Written instruction:
Write every item below as a numbered list, leaving out any blank lines.

## BEGIN

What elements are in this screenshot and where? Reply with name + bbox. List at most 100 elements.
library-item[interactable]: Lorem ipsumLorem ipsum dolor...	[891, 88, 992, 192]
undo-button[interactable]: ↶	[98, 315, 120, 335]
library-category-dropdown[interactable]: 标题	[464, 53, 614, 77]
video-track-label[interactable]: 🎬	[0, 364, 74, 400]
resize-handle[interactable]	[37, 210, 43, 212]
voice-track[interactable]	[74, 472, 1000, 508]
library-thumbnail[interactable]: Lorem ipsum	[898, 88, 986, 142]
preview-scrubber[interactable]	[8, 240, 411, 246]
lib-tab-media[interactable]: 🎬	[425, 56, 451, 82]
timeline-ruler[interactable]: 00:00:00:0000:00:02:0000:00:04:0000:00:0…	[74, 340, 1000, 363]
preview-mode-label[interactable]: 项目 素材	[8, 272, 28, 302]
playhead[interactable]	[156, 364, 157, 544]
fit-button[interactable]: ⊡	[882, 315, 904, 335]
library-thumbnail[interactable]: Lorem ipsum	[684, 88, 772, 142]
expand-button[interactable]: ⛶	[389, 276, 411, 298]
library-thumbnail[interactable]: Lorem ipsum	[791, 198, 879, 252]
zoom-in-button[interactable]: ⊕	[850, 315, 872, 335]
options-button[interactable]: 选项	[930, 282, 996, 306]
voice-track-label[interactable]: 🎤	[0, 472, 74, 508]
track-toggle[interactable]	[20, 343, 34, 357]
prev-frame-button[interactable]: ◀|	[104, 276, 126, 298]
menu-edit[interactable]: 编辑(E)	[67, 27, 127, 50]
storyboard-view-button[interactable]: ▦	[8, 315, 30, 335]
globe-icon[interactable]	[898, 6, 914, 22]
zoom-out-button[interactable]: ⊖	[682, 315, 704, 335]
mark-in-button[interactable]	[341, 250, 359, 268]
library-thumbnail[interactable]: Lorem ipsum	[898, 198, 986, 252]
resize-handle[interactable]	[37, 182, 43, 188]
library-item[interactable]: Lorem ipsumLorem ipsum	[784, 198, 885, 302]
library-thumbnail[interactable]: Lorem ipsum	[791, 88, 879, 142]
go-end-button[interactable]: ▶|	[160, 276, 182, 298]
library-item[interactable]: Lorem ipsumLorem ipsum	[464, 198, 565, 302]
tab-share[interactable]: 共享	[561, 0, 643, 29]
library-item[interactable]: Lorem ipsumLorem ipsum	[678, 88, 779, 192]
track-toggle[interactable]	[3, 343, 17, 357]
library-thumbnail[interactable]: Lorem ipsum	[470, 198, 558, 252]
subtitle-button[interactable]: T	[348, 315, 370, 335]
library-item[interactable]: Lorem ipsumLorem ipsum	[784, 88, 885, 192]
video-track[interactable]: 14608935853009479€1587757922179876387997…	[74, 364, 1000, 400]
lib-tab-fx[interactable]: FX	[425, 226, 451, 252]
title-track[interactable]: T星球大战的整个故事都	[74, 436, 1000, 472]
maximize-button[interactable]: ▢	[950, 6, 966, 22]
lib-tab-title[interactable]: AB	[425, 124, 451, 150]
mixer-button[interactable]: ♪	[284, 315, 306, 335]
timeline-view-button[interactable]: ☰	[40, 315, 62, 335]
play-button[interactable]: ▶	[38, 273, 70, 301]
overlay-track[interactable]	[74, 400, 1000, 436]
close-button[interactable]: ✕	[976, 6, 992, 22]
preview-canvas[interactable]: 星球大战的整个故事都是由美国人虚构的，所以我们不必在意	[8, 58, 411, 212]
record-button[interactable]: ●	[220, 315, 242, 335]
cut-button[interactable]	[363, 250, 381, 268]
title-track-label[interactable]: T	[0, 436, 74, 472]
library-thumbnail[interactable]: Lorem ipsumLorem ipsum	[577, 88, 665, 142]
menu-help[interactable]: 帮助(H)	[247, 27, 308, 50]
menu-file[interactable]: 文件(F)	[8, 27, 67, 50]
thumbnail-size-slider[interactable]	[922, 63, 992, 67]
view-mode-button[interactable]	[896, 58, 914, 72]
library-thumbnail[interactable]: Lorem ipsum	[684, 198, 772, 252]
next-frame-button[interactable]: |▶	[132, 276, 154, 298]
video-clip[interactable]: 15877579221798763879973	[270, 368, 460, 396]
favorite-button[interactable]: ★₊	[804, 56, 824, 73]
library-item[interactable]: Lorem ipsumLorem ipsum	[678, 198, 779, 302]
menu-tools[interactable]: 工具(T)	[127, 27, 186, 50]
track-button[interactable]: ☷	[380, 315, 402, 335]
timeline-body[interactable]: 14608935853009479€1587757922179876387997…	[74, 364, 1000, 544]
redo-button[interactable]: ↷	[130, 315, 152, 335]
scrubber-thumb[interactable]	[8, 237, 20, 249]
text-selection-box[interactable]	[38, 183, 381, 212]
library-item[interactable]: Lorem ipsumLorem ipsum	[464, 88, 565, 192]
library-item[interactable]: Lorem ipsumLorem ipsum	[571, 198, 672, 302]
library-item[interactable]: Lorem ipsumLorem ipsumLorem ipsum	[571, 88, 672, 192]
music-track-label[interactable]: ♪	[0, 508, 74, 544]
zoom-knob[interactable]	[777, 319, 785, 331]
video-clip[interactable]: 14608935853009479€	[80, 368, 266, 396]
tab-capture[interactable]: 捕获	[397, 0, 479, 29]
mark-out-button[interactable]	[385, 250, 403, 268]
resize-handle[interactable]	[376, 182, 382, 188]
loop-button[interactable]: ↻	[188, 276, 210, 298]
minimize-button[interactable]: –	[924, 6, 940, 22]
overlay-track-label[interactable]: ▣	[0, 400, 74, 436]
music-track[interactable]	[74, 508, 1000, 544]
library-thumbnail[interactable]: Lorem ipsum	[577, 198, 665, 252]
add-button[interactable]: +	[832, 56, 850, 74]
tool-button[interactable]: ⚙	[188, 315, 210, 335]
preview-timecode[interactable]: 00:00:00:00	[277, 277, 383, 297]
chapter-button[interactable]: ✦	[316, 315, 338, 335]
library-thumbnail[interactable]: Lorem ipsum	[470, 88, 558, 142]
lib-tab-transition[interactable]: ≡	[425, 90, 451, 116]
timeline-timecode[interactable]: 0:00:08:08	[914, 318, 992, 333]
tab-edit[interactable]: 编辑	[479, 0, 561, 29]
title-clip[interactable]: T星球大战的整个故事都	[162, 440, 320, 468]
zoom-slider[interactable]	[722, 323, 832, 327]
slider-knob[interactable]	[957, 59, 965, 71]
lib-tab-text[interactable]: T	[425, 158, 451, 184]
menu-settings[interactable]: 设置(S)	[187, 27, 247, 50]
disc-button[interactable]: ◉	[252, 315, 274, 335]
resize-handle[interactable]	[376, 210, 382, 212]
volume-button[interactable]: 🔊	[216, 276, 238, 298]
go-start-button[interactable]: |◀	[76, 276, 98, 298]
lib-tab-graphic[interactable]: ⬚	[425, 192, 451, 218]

## END

Answer in full:
1. What elements are in this screenshot and where? Reply with name + bbox. List at most 100 elements.
2. library-item[interactable]: Lorem ipsumLorem ipsum dolor...	[891, 88, 992, 192]
3. undo-button[interactable]: ↶	[98, 315, 120, 335]
4. library-category-dropdown[interactable]: 标题	[464, 53, 614, 77]
5. video-track-label[interactable]: 🎬	[0, 364, 74, 400]
6. resize-handle[interactable]	[37, 210, 43, 212]
7. voice-track[interactable]	[74, 472, 1000, 508]
8. library-thumbnail[interactable]: Lorem ipsum	[898, 88, 986, 142]
9. preview-scrubber[interactable]	[8, 240, 411, 246]
10. lib-tab-media[interactable]: 🎬	[425, 56, 451, 82]
11. timeline-ruler[interactable]: 00:00:00:0000:00:02:0000:00:04:0000:00:0…	[74, 340, 1000, 363]
12. preview-mode-label[interactable]: 项目 素材	[8, 272, 28, 302]
13. playhead[interactable]	[156, 364, 157, 544]
14. fit-button[interactable]: ⊡	[882, 315, 904, 335]
15. library-thumbnail[interactable]: Lorem ipsum	[684, 88, 772, 142]
16. expand-button[interactable]: ⛶	[389, 276, 411, 298]
17. library-thumbnail[interactable]: Lorem ipsum	[791, 198, 879, 252]
18. zoom-in-button[interactable]: ⊕	[850, 315, 872, 335]
19. options-button[interactable]: 选项	[930, 282, 996, 306]
20. voice-track-label[interactable]: 🎤	[0, 472, 74, 508]
21. track-toggle[interactable]	[20, 343, 34, 357]
22. prev-frame-button[interactable]: ◀|	[104, 276, 126, 298]
23. menu-edit[interactable]: 编辑(E)	[67, 27, 127, 50]
24. storyboard-view-button[interactable]: ▦	[8, 315, 30, 335]
25. globe-icon[interactable]	[898, 6, 914, 22]
26. zoom-out-button[interactable]: ⊖	[682, 315, 704, 335]
27. mark-in-button[interactable]	[341, 250, 359, 268]
28. library-thumbnail[interactable]: Lorem ipsum	[898, 198, 986, 252]
29. resize-handle[interactable]	[37, 182, 43, 188]
30. library-item[interactable]: Lorem ipsumLorem ipsum	[784, 198, 885, 302]
31. library-thumbnail[interactable]: Lorem ipsum	[791, 88, 879, 142]
32. go-end-button[interactable]: ▶|	[160, 276, 182, 298]
33. library-item[interactable]: Lorem ipsumLorem ipsum	[464, 198, 565, 302]
34. tab-share[interactable]: 共享	[561, 0, 643, 29]
35. library-item[interactable]: Lorem ipsumLorem ipsum	[678, 88, 779, 192]
36. track-toggle[interactable]	[3, 343, 17, 357]
37. library-thumbnail[interactable]: Lorem ipsum	[470, 198, 558, 252]
38. subtitle-button[interactable]: T	[348, 315, 370, 335]
39. library-item[interactable]: Lorem ipsumLorem ipsum	[784, 88, 885, 192]
40. video-track[interactable]: 14608935853009479€1587757922179876387997…	[74, 364, 1000, 400]
41. lib-tab-fx[interactable]: FX	[425, 226, 451, 252]
42. title-track[interactable]: T星球大战的整个故事都	[74, 436, 1000, 472]
43. maximize-button[interactable]: ▢	[950, 6, 966, 22]
44. lib-tab-title[interactable]: AB	[425, 124, 451, 150]
45. mixer-button[interactable]: ♪	[284, 315, 306, 335]
46. timeline-view-button[interactable]: ☰	[40, 315, 62, 335]
47. play-button[interactable]: ▶	[38, 273, 70, 301]
48. overlay-track[interactable]	[74, 400, 1000, 436]
49. close-button[interactable]: ✕	[976, 6, 992, 22]
50. preview-canvas[interactable]: 星球大战的整个故事都是由美国人虚构的，所以我们不必在意	[8, 58, 411, 212]
51. record-button[interactable]: ●	[220, 315, 242, 335]
52. cut-button[interactable]	[363, 250, 381, 268]
53. title-track-label[interactable]: T	[0, 436, 74, 472]
54. library-thumbnail[interactable]: Lorem ipsumLorem ipsum	[577, 88, 665, 142]
55. menu-help[interactable]: 帮助(H)	[247, 27, 308, 50]
56. menu-file[interactable]: 文件(F)	[8, 27, 67, 50]
57. thumbnail-size-slider[interactable]	[922, 63, 992, 67]
58. view-mode-button[interactable]	[896, 58, 914, 72]
59. library-thumbnail[interactable]: Lorem ipsum	[684, 198, 772, 252]
60. next-frame-button[interactable]: |▶	[132, 276, 154, 298]
61. video-clip[interactable]: 15877579221798763879973	[270, 368, 460, 396]
62. favorite-button[interactable]: ★₊	[804, 56, 824, 73]
63. library-item[interactable]: Lorem ipsumLorem ipsum	[678, 198, 779, 302]
64. menu-tools[interactable]: 工具(T)	[127, 27, 186, 50]
65. track-button[interactable]: ☷	[380, 315, 402, 335]
66. timeline-body[interactable]: 14608935853009479€1587757922179876387997…	[74, 364, 1000, 544]
67. redo-button[interactable]: ↷	[130, 315, 152, 335]
68. scrubber-thumb[interactable]	[8, 237, 20, 249]
69. text-selection-box[interactable]	[38, 183, 381, 212]
70. library-item[interactable]: Lorem ipsumLorem ipsum	[464, 88, 565, 192]
71. library-item[interactable]: Lorem ipsumLorem ipsum	[571, 198, 672, 302]
72. library-item[interactable]: Lorem ipsumLorem ipsumLorem ipsum	[571, 88, 672, 192]
73. music-track-label[interactable]: ♪	[0, 508, 74, 544]
74. zoom-knob[interactable]	[777, 319, 785, 331]
75. video-clip[interactable]: 14608935853009479€	[80, 368, 266, 396]
76. tab-capture[interactable]: 捕获	[397, 0, 479, 29]
77. mark-out-button[interactable]	[385, 250, 403, 268]
78. resize-handle[interactable]	[376, 182, 382, 188]
79. loop-button[interactable]: ↻	[188, 276, 210, 298]
80. minimize-button[interactable]: –	[924, 6, 940, 22]
81. overlay-track-label[interactable]: ▣	[0, 400, 74, 436]
82. music-track[interactable]	[74, 508, 1000, 544]
83. library-thumbnail[interactable]: Lorem ipsum	[577, 198, 665, 252]
84. add-button[interactable]: +	[832, 56, 850, 74]
85. tool-button[interactable]: ⚙	[188, 315, 210, 335]
86. preview-timecode[interactable]: 00:00:00:00	[277, 277, 383, 297]
87. chapter-button[interactable]: ✦	[316, 315, 338, 335]
88. library-thumbnail[interactable]: Lorem ipsum	[470, 88, 558, 142]
89. lib-tab-transition[interactable]: ≡	[425, 90, 451, 116]
90. timeline-timecode[interactable]: 0:00:08:08	[914, 318, 992, 333]
91. tab-edit[interactable]: 编辑	[479, 0, 561, 29]
92. title-clip[interactable]: T星球大战的整个故事都	[162, 440, 320, 468]
93. zoom-slider[interactable]	[722, 323, 832, 327]
94. slider-knob[interactable]	[957, 59, 965, 71]
95. lib-tab-text[interactable]: T	[425, 158, 451, 184]
96. menu-settings[interactable]: 设置(S)	[187, 27, 247, 50]
97. disc-button[interactable]: ◉	[252, 315, 274, 335]
98. resize-handle[interactable]	[376, 210, 382, 212]
99. volume-button[interactable]: 🔊	[216, 276, 238, 298]
100. go-start-button[interactable]: |◀	[76, 276, 98, 298]
101. lib-tab-graphic[interactable]: ⬚	[425, 192, 451, 218]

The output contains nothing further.